§ **EXERCISE PROMPT**
Return all the data below as it stands, minus the pictures.

§ **EXERCISE INPUT**

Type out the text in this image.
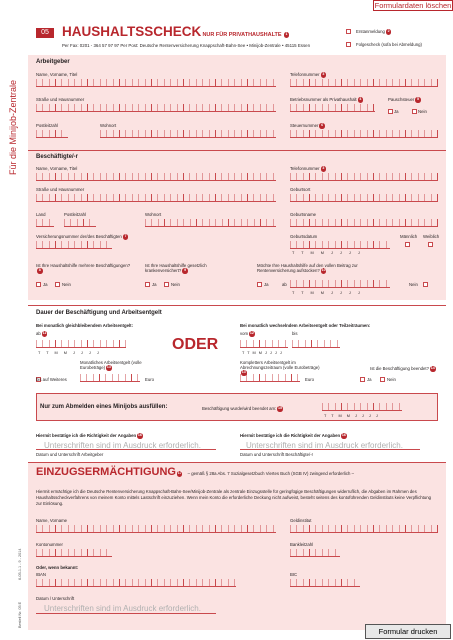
Formulardaten löschen
05 HAUSHALTSSCHECK NUR FÜR PRIVATHAUSHALTE 1
Per Fax: 0201 - 364 57 97 97 Per Post: Deutsche Rentenversicherung Knappschaft-Bahn-See • Minijob-Zentrale • 45115 Essen
Erstanmeldung 2
Folgescheck (sofa bei Abmeldung)
Für die Minijob-Zentrale
Arbeitgeber
Name, Vorname, Titel	Telefonnummer 3
Straße und Hausnummer	Betriebsnummer als Privathaushalt 4	Pauschsteuer 5
Ja	Nein
Postleitzahl	Wohnort	Steuernummer 6
Beschäftigte/-r
Name, Vorname, Titel	Telefonnummer 3
Straße und Hausnummer	Geburtsort
Land	Postleitzahl	Wohnort	Geburtsname
Versicherungsnummer der/des Beschäftigten 7	Geburtsdatum
T T M M J J J J
Männlich Weiblich
Ist Ihre Haushaltshilfe mehrere Beschäftigungen?8
Ja	Nein
Ist Ihre Haushaltshilfe gesetzlich krankenversichert? 9
Ja	Nein
Möchte Ihre Haushaltshilfe auf den vollen Beitrag zur Rentenversicherung aufstocken? 10
Ja	ab
T T M M J J J J
Nein
Dauer der Beschäftigung und Arbeitsentgelt
Bei monatlich gleichbleibendem Arbeitsentgelt:	Bei monatlich wechselndem Arbeitsentgelt oder Teilzeiträumen:
ab 11
T T M M J J J J	ODER
vom 12	bis
T T M M J J J J
Monatliches Arbeitsentgelt (volle Eurobeträge) 13
bis auf Weiteres	Euro
Kompletters Arbeitsentgelt im Abrechnungszeitraum (volle Eurobeträge)13
Euro
Ist die Beschäftigung beendet? 14
Ja	Nein
Nur zum Abmelden eines Minijobs ausfüllen:	Beschäftigung wurde/wird beendet am: 15
T T M M J J J J
Hiermit bestätige ich die Richtigkeit der Angaben 16
Unterschriften sind im Ausdruck erforderlich.
Datum und Unterschrift Arbeitgeber
Hiermit bestätige ich die Richtigkeit der Angaben 16
Unterschriften sind im Ausdruck erforderlich.
Datum und Unterschrift Beschäftigte/-r
EINZUGSERMÄCHTIGUNG 17 – gemäß § 28a Abs. 7 Sozialgesetzbuch Viertes Buch (SGB IV) zwingend erforderlich –
Hiermit ermächtige ich die Deutsche Rentenversicherung Knappschaft-Bahn-See/Minijob-Zentrale als zentrale Einzugsstelle für geringfügige Beschäftigungen widerruflich, die Abgaben im Rahmen des Haushaltsscheckverfahrens von meinem Konto mittels Lastschrift einzuziehen. Wenn mein Konto die erforderliche Deckung nicht aufweist, besteht seitens des kontoführenden Geldinstituts keine Verpflichtung zur Einlösung.
Name, Vorname	Geldinstitut
Kontonummer	Bankleitzahl
Oder, wenn bekannt:
IBAN	BIC
Datum / Unterschrift
Unterschriften sind im Ausdruck erforderlich.
6-05-1.1 - 9 - 2014
Bestell Nr. 05 E
Formular drucken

§ **ANSWER TO THIS TASK**
Type out the text in this image.
Formulardaten löschen
05 HAUSHALTSSCHECK NUR FÜR PRIVATHAUSHALTE 1
Per Fax: 0201 - 364 57 97 97 Per Post: Deutsche Rentenversicherung Knappschaft-Bahn-See • Minijob-Zentrale • 45115 Essen
Erstanmeldung 2
Folgescheck (sofa bei Abmeldung)
Für die Minijob-Zentrale
Arbeitgeber
Name, Vorname, Titel	Telefonnummer 3
Straße und Hausnummer	Betriebsnummer als Privathaushalt 4	Pauschsteuer 5
Ja	Nein
Postleitzahl	Wohnort	Steuernummer 6
Beschäftigte/-r
Name, Vorname, Titel	Telefonnummer 3
Straße und Hausnummer	Geburtsort
Land	Postleitzahl	Wohnort	Geburtsname
Versicherungsnummer der/des Beschäftigten 7	Geburtsdatum
T T M M J J J J
Männlich Weiblich
Ist Ihre Haushaltshilfe mehrere Beschäftigungen?8
Ja	Nein
Ist Ihre Haushaltshilfe gesetzlich krankenversichert? 9
Ja	Nein
Möchte Ihre Haushaltshilfe auf den vollen Beitrag zur Rentenversicherung aufstocken? 10
Ja	ab
T T M M J J J J
Nein
Dauer der Beschäftigung und Arbeitsentgelt
Bei monatlich gleichbleibendem Arbeitsentgelt:	Bei monatlich wechselndem Arbeitsentgelt oder Teilzeiträumen:
ab 11
T T M M J J J J	ODER
vom 12	bis
T T M M J J J J
Monatliches Arbeitsentgelt (volle Eurobeträge) 13
bis auf Weiteres	Euro
Kompletters Arbeitsentgelt im Abrechnungszeitraum (volle Eurobeträge)13
Euro
Ist die Beschäftigung beendet? 14
Ja	Nein
Nur zum Abmelden eines Minijobs ausfüllen:	Beschäftigung wurde/wird beendet am: 15
T T M M J J J J
Hiermit bestätige ich die Richtigkeit der Angaben 16
Unterschriften sind im Ausdruck erforderlich.
Datum und Unterschrift Arbeitgeber
Hiermit bestätige ich die Richtigkeit der Angaben 16
Unterschriften sind im Ausdruck erforderlich.
Datum und Unterschrift Beschäftigte/-r
EINZUGSERMÄCHTIGUNG 17 – gemäß § 28a Abs. 7 Sozialgesetzbuch Viertes Buch (SGB IV) zwingend erforderlich –
Hiermit ermächtige ich die Deutsche Rentenversicherung Knappschaft-Bahn-See/Minijob-Zentrale als zentrale Einzugsstelle für geringfügige Beschäftigungen widerruflich, die Abgaben im Rahmen des Haushaltsscheckverfahrens von meinem Konto mittels Lastschrift einzuziehen. Wenn mein Konto die erforderliche Deckung nicht aufweist, besteht seitens des kontoführenden Geldinstituts keine Verpflichtung zur Einlösung.
Name, Vorname	Geldinstitut
Kontonummer	Bankleitzahl
Oder, wenn bekannt:
IBAN	BIC
Datum / Unterschrift
Unterschriften sind im Ausdruck erforderlich.
6-05-1.1 - 9 - 2014
Bestell Nr. 05 E
Formular drucken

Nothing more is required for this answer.